:: Extracted information ::
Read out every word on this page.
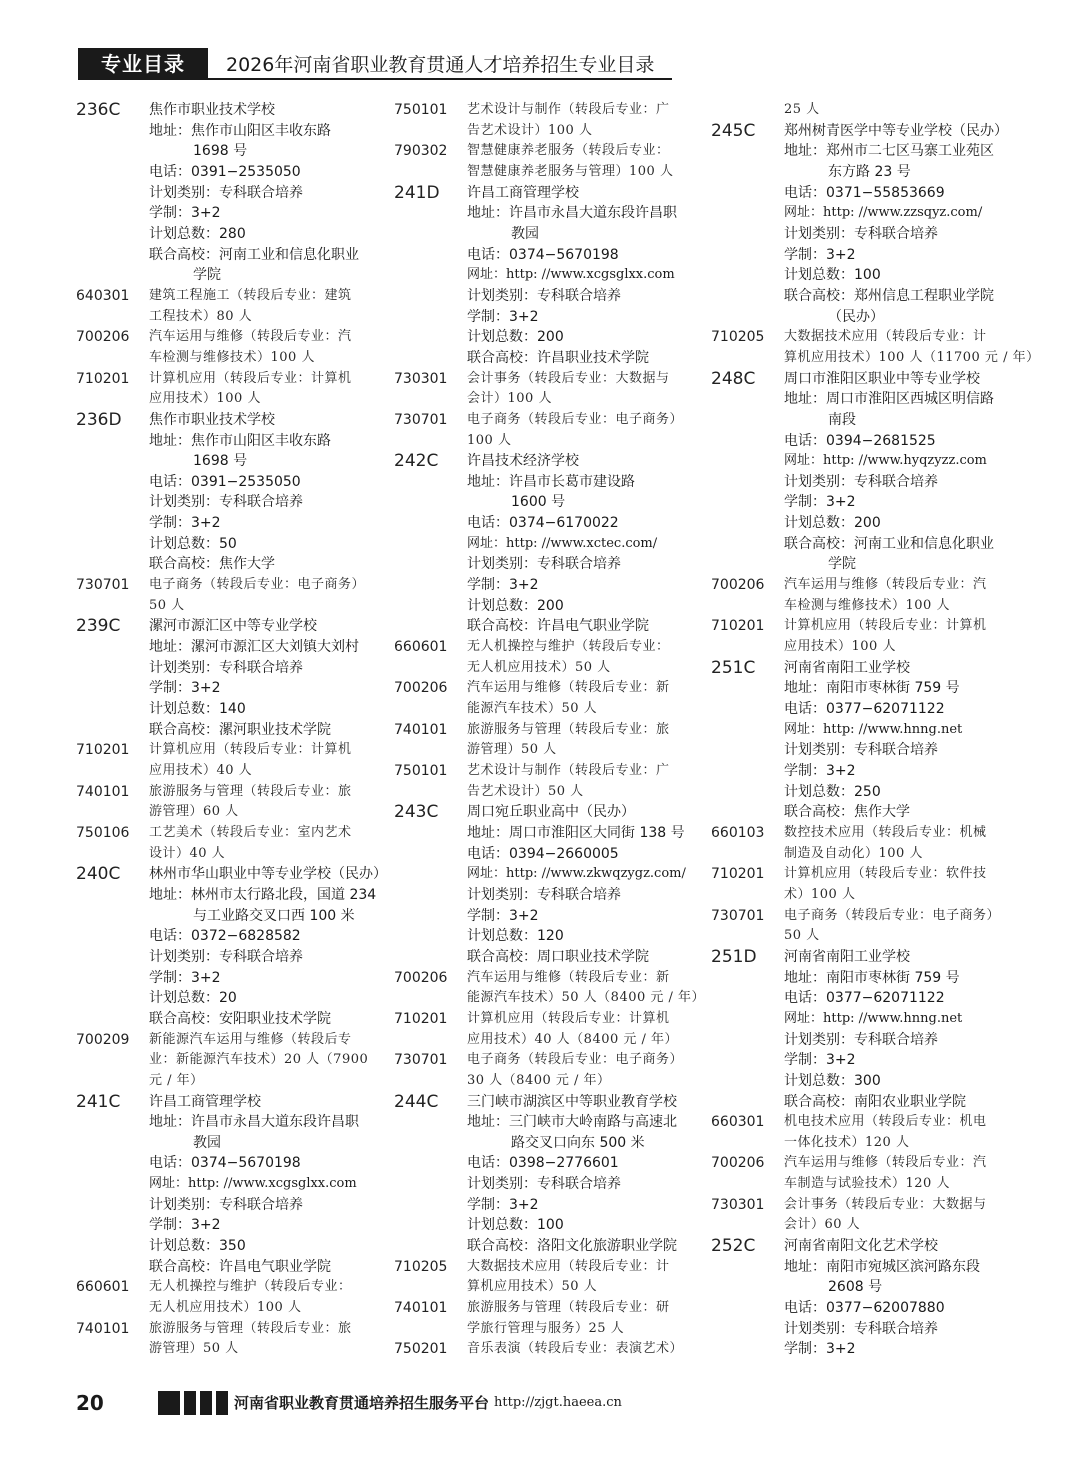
专业目录	2026年河南省职业教育贯通人才培养招生专业目录
236C 焦作市职业技术学校
地址：焦作市山阳区丰收东路
1698 号
电话：0391−2535050
计划类别：专科联合培养
学制：3+2
计划总数：280
联合高校：河南工业和信息化职业
学院
640301 建筑工程施工（转段后专业：建筑
工程技术）80 人
700206 汽车运用与维修（转段后专业：汽
车检测与维修技术）100 人
710201 计算机应用（转段后专业：计算机
应用技术）100 人
236D 焦作市职业技术学校
地址：焦作市山阳区丰收东路
1698 号
电话：0391−2535050
计划类别：专科联合培养
学制：3+2
计划总数：50
联合高校：焦作大学
730701 电子商务（转段后专业：电子商务）
50 人
239C 漯河市源汇区中等专业学校
地址：漯河市源汇区大刘镇大刘村
计划类别：专科联合培养
学制：3+2
计划总数：140
联合高校：漯河职业技术学院
710201 计算机应用（转段后专业：计算机
应用技术）40 人
740101 旅游服务与管理（转段后专业：旅
游管理）60 人
750106 工艺美术（转段后专业：室内艺术
设计）40 人
240C 林州市华山职业中等专业学校（民办）
地址：林州市太行路北段，国道 234
与工业路交叉口西 100 米
电话：0372−6828582
计划类别：专科联合培养
学制：3+2
计划总数：20
联合高校：安阳职业技术学院
700209 新能源汽车运用与维修（转段后专
业：新能源汽车技术）20 人（7900
元 / 年）
241C 许昌工商管理学校
地址：许昌市永昌大道东段许昌职
教园
电话：0374−5670198
网址：http: //www.xcgsglxx.com
计划类别：专科联合培养
学制：3+2
计划总数：350
联合高校：许昌电气职业学院
660601 无人机操控与维护（转段后专业：
无人机应用技术）100 人
740101 旅游服务与管理（转段后专业：旅
游管理）50 人
750101 艺术设计与制作（转段后专业：广
告艺术设计）100 人
790302 智慧健康养老服务（转段后专业：
智慧健康养老服务与管理）100 人
241D 许昌工商管理学校
地址：许昌市永昌大道东段许昌职
教园
电话：0374−5670198
网址：http: //www.xcgsglxx.com
计划类别：专科联合培养
学制：3+2
计划总数：200
联合高校：许昌职业技术学院
730301 会计事务（转段后专业：大数据与
会计）100 人
730701 电子商务（转段后专业：电子商务）
100 人
242C 许昌技术经济学校
地址：许昌市长葛市建设路
1600 号
电话：0374−6170022
网址：http: //www.xctec.com/
计划类别：专科联合培养
学制：3+2
计划总数：200
联合高校：许昌电气职业学院
660601 无人机操控与维护（转段后专业：
无人机应用技术）50 人
700206 汽车运用与维修（转段后专业：新
能源汽车技术）50 人
740101 旅游服务与管理（转段后专业：旅
游管理）50 人
750101 艺术设计与制作（转段后专业：广
告艺术设计）50 人
243C 周口宛丘职业高中（民办）
地址：周口市淮阳区大同街 138 号
电话：0394−2660005
网址：http: //www.zkwqzygz.com/
计划类别：专科联合培养
学制：3+2
计划总数：120
联合高校：周口职业技术学院
700206 汽车运用与维修（转段后专业：新
能源汽车技术）50 人（8400 元 / 年）
710201 计算机应用（转段后专业：计算机
应用技术）40 人（8400 元 / 年）
730701 电子商务（转段后专业：电子商务）
30 人（8400 元 / 年）
244C 三门峡市湖滨区中等职业教育学校
地址：三门峡市大岭南路与高速北
路交叉口向东 500 米
电话：0398−2776601
计划类别：专科联合培养
学制：3+2
计划总数：100
联合高校：洛阳文化旅游职业学院
710205 大数据技术应用（转段后专业：计
算机应用技术）50 人
740101 旅游服务与管理（转段后专业：研
学旅行管理与服务）25 人
750201 音乐表演（转段后专业：表演艺术）
25 人
245C 郑州树青医学中等专业学校（民办）
地址：郑州市二七区马寨工业苑区
东方路 23 号
电话：0371−55853669
网址：http: //www.zzsqyz.com/
计划类别：专科联合培养
学制：3+2
计划总数：100
联合高校：郑州信息工程职业学院
（民办）
710205 大数据技术应用（转段后专业：计
算机应用技术）100 人（11700 元 / 年）
248C 周口市淮阳区职业中等专业学校
地址：周口市淮阳区西城区明信路
南段
电话：0394−2681525
网址：http: //www.hyqzyzz.com
计划类别：专科联合培养
学制：3+2
计划总数：200
联合高校：河南工业和信息化职业
学院
700206 汽车运用与维修（转段后专业：汽
车检测与维修技术）100 人
710201 计算机应用（转段后专业：计算机
应用技术）100 人
251C 河南省南阳工业学校
地址：南阳市枣林街 759 号
电话：0377−62071122
网址：http: //www.hnng.net
计划类别：专科联合培养
学制：3+2
计划总数：250
联合高校：焦作大学
660103 数控技术应用（转段后专业：机械
制造及自动化）100 人
710201 计算机应用（转段后专业：软件技
术）100 人
730701 电子商务（转段后专业：电子商务）
50 人
251D 河南省南阳工业学校
地址：南阳市枣林街 759 号
电话：0377−62071122
网址：http: //www.hnng.net
计划类别：专科联合培养
学制：3+2
计划总数：300
联合高校：南阳农业职业学院
660301 机电技术应用（转段后专业：机电
一体化技术）120 人
700206 汽车运用与维修（转段后专业：汽
车制造与试验技术）120 人
730301 会计事务（转段后专业：大数据与
会计）60 人
252C 河南省南阳文化艺术学校
地址：南阳市宛城区滨河路东段
2608 号
电话：0377−62007880
计划类别：专科联合培养
学制：3+2
20	河南省职业教育贯通培养招生服务平台 http://zjgt.haeea.cn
:::
=== Exercise objective ===
Write out the listing above again, exactly, but with no pictures in the copy.

=== Exercise answer ===
Read out every word on this page.
专业目录	2026年河南省职业教育贯通人才培养招生专业目录
236C 焦作市职业技术学校
地址：焦作市山阳区丰收东路
1698 号
电话：0391−2535050
计划类别：专科联合培养
学制：3+2
计划总数：280
联合高校：河南工业和信息化职业
学院
640301 建筑工程施工（转段后专业：建筑
工程技术）80 人
700206 汽车运用与维修（转段后专业：汽
车检测与维修技术）100 人
710201 计算机应用（转段后专业：计算机
应用技术）100 人
236D 焦作市职业技术学校
地址：焦作市山阳区丰收东路
1698 号
电话：0391−2535050
计划类别：专科联合培养
学制：3+2
计划总数：50
联合高校：焦作大学
730701 电子商务（转段后专业：电子商务）
50 人
239C 漯河市源汇区中等专业学校
地址：漯河市源汇区大刘镇大刘村
计划类别：专科联合培养
学制：3+2
计划总数：140
联合高校：漯河职业技术学院
710201 计算机应用（转段后专业：计算机
应用技术）40 人
740101 旅游服务与管理（转段后专业：旅
游管理）60 人
750106 工艺美术（转段后专业：室内艺术
设计）40 人
240C 林州市华山职业中等专业学校（民办）
地址：林州市太行路北段，国道 234
与工业路交叉口西 100 米
电话：0372−6828582
计划类别：专科联合培养
学制：3+2
计划总数：20
联合高校：安阳职业技术学院
700209 新能源汽车运用与维修（转段后专
业：新能源汽车技术）20 人（7900
元 / 年）
241C 许昌工商管理学校
地址：许昌市永昌大道东段许昌职
教园
电话：0374−5670198
网址：http: //www.xcgsglxx.com
计划类别：专科联合培养
学制：3+2
计划总数：350
联合高校：许昌电气职业学院
660601 无人机操控与维护（转段后专业：
无人机应用技术）100 人
740101 旅游服务与管理（转段后专业：旅
游管理）50 人
750101 艺术设计与制作（转段后专业：广
告艺术设计）100 人
790302 智慧健康养老服务（转段后专业：
智慧健康养老服务与管理）100 人
241D 许昌工商管理学校
地址：许昌市永昌大道东段许昌职
教园
电话：0374−5670198
网址：http: //www.xcgsglxx.com
计划类别：专科联合培养
学制：3+2
计划总数：200
联合高校：许昌职业技术学院
730301 会计事务（转段后专业：大数据与
会计）100 人
730701 电子商务（转段后专业：电子商务）
100 人
242C 许昌技术经济学校
地址：许昌市长葛市建设路
1600 号
电话：0374−6170022
网址：http: //www.xctec.com/
计划类别：专科联合培养
学制：3+2
计划总数：200
联合高校：许昌电气职业学院
660601 无人机操控与维护（转段后专业：
无人机应用技术）50 人
700206 汽车运用与维修（转段后专业：新
能源汽车技术）50 人
740101 旅游服务与管理（转段后专业：旅
游管理）50 人
750101 艺术设计与制作（转段后专业：广
告艺术设计）50 人
243C 周口宛丘职业高中（民办）
地址：周口市淮阳区大同街 138 号
电话：0394−2660005
网址：http: //www.zkwqzygz.com/
计划类别：专科联合培养
学制：3+2
计划总数：120
联合高校：周口职业技术学院
700206 汽车运用与维修（转段后专业：新
能源汽车技术）50 人（8400 元 / 年）
710201 计算机应用（转段后专业：计算机
应用技术）40 人（8400 元 / 年）
730701 电子商务（转段后专业：电子商务）
30 人（8400 元 / 年）
244C 三门峡市湖滨区中等职业教育学校
地址：三门峡市大岭南路与高速北
路交叉口向东 500 米
电话：0398−2776601
计划类别：专科联合培养
学制：3+2
计划总数：100
联合高校：洛阳文化旅游职业学院
710205 大数据技术应用（转段后专业：计
算机应用技术）50 人
740101 旅游服务与管理（转段后专业：研
学旅行管理与服务）25 人
750201 音乐表演（转段后专业：表演艺术）
25 人
245C 郑州树青医学中等专业学校（民办）
地址：郑州市二七区马寨工业苑区
东方路 23 号
电话：0371−55853669
网址：http: //www.zzsqyz.com/
计划类别：专科联合培养
学制：3+2
计划总数：100
联合高校：郑州信息工程职业学院
（民办）
710205 大数据技术应用（转段后专业：计
算机应用技术）100 人（11700 元 / 年）
248C 周口市淮阳区职业中等专业学校
地址：周口市淮阳区西城区明信路
南段
电话：0394−2681525
网址：http: //www.hyqzyzz.com
计划类别：专科联合培养
学制：3+2
计划总数：200
联合高校：河南工业和信息化职业
学院
700206 汽车运用与维修（转段后专业：汽
车检测与维修技术）100 人
710201 计算机应用（转段后专业：计算机
应用技术）100 人
251C 河南省南阳工业学校
地址：南阳市枣林街 759 号
电话：0377−62071122
网址：http: //www.hnng.net
计划类别：专科联合培养
学制：3+2
计划总数：250
联合高校：焦作大学
660103 数控技术应用（转段后专业：机械
制造及自动化）100 人
710201 计算机应用（转段后专业：软件技
术）100 人
730701 电子商务（转段后专业：电子商务）
50 人
251D 河南省南阳工业学校
地址：南阳市枣林街 759 号
电话：0377−62071122
网址：http: //www.hnng.net
计划类别：专科联合培养
学制：3+2
计划总数：300
联合高校：南阳农业职业学院
660301 机电技术应用（转段后专业：机电
一体化技术）120 人
700206 汽车运用与维修（转段后专业：汽
车制造与试验技术）120 人
730301 会计事务（转段后专业：大数据与
会计）60 人
252C 河南省南阳文化艺术学校
地址：南阳市宛城区滨河路东段
2608 号
电话：0377−62007880
计划类别：专科联合培养
学制：3+2
20	河南省职业教育贯通培养招生服务平台 http://zjgt.haeea.cn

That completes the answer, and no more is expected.